» What is asked: Each entry below must be repeated word for word.

[Part of a data file]
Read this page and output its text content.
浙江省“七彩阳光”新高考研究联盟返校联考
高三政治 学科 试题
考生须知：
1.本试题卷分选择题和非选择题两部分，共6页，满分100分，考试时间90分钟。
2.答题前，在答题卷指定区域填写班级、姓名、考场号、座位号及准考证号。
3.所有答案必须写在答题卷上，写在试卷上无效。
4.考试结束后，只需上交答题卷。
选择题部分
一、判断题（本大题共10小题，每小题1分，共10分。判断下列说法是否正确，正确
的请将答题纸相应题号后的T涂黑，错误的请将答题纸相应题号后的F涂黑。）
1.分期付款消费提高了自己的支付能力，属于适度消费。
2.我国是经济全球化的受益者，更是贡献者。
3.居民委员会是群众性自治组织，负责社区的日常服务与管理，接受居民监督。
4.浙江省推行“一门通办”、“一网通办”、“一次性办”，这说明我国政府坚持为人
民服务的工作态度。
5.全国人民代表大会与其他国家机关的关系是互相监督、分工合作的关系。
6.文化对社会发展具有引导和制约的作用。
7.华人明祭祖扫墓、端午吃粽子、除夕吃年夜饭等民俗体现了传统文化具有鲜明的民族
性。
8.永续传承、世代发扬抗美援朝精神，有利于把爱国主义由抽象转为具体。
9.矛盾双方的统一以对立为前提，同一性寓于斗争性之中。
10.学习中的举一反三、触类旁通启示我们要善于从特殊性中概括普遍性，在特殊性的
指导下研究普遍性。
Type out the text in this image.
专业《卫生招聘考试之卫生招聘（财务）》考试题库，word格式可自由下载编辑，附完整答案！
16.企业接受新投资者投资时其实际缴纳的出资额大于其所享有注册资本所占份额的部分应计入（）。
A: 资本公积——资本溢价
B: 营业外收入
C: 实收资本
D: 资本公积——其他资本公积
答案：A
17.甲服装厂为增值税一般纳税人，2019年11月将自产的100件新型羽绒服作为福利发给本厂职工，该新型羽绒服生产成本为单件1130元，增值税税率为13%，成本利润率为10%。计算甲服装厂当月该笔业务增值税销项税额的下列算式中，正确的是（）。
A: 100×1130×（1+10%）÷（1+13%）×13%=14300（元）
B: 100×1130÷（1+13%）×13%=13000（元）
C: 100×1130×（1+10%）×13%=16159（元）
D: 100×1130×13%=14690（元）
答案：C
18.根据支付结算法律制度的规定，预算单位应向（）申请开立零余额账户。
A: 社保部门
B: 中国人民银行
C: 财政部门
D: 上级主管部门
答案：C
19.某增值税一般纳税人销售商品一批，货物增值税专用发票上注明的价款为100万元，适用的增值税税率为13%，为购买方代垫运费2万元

» Exercise output:
Read this page and output its text content.
浙江省“七彩阳光”新高考研究联盟返校联考
高三政治 学科 试题
考生须知：
1.本试题卷分选择题和非选择题两部分，共6页，满分100分，考试时间90分钟。
2.答题前，在答题卷指定区域填写班级、姓名、考场号、座位号及准考证号。
3.所有答案必须写在答题卷上，写在试卷上无效。
4.考试结束后，只需上交答题卷。
选择题部分
一、判断题（本大题共10小题，每小题1分，共10分。判断下列说法是否正确，正确
的请将答题纸相应题号后的T涂黑，错误的请将答题纸相应题号后的F涂黑。）
1.分期付款消费提高了自己的支付能力，属于适度消费。
2.我国是经济全球化的受益者，更是贡献者。
3.居民委员会是群众性自治组织，负责社区的日常服务与管理，接受居民监督。
4.浙江省推行“一门通办”、“一网通办”、“一次性办”，这说明我国政府坚持为人
民服务的工作态度。
5.全国人民代表大会与其他国家机关的关系是互相监督、分工合作的关系。
6.文化对社会发展具有引导和制约的作用。
7.华人明祭祖扫墓、端午吃粽子、除夕吃年夜饭等民俗体现了传统文化具有鲜明的民族
性。
8.永续传承、世代发扬抗美援朝精神，有利于把爱国主义由抽象转为具体。
9.矛盾双方的统一以对立为前提，同一性寓于斗争性之中。
10.学习中的举一反三、触类旁通启示我们要善于从特殊性中概括普遍性，在特殊性的
指导下研究普遍性。
Type out the text in this image.
专业《卫生招聘考试之卫生招聘（财务）》考试题库，word格式可自由下载编辑，附完整答案！
16.企业接受新投资者投资时其实际缴纳的出资额大于其所享有注册资本所占份额的部分应计入（）。
A: 资本公积——资本溢价
B: 营业外收入
C: 实收资本
D: 资本公积——其他资本公积
答案：A
17.甲服装厂为增值税一般纳税人，2019年11月将自产的100件新型羽绒服作为福利发给本厂职工，该新型羽绒服生产成本为单件1130元，增值税税率为13%，成本利润率为10%。计算甲服装厂当月该笔业务增值税销项税额的下列算式中，正确的是（）。
A: 100×1130×（1+10%）÷（1+13%）×13%=14300（元）
B: 100×1130÷（1+13%）×13%=13000（元）
C: 100×1130×（1+10%）×13%=16159（元）
D: 100×1130×13%=14690（元）
答案：C
18.根据支付结算法律制度的规定，预算单位应向（）申请开立零余额账户。
A: 社保部门
B: 中国人民银行
C: 财政部门
D: 上级主管部门
答案：C
19.某增值税一般纳税人销售商品一批，货物增值税专用发票上注明的价款为100万元，适用的增值税税率为13%，为购买方代垫运费2万元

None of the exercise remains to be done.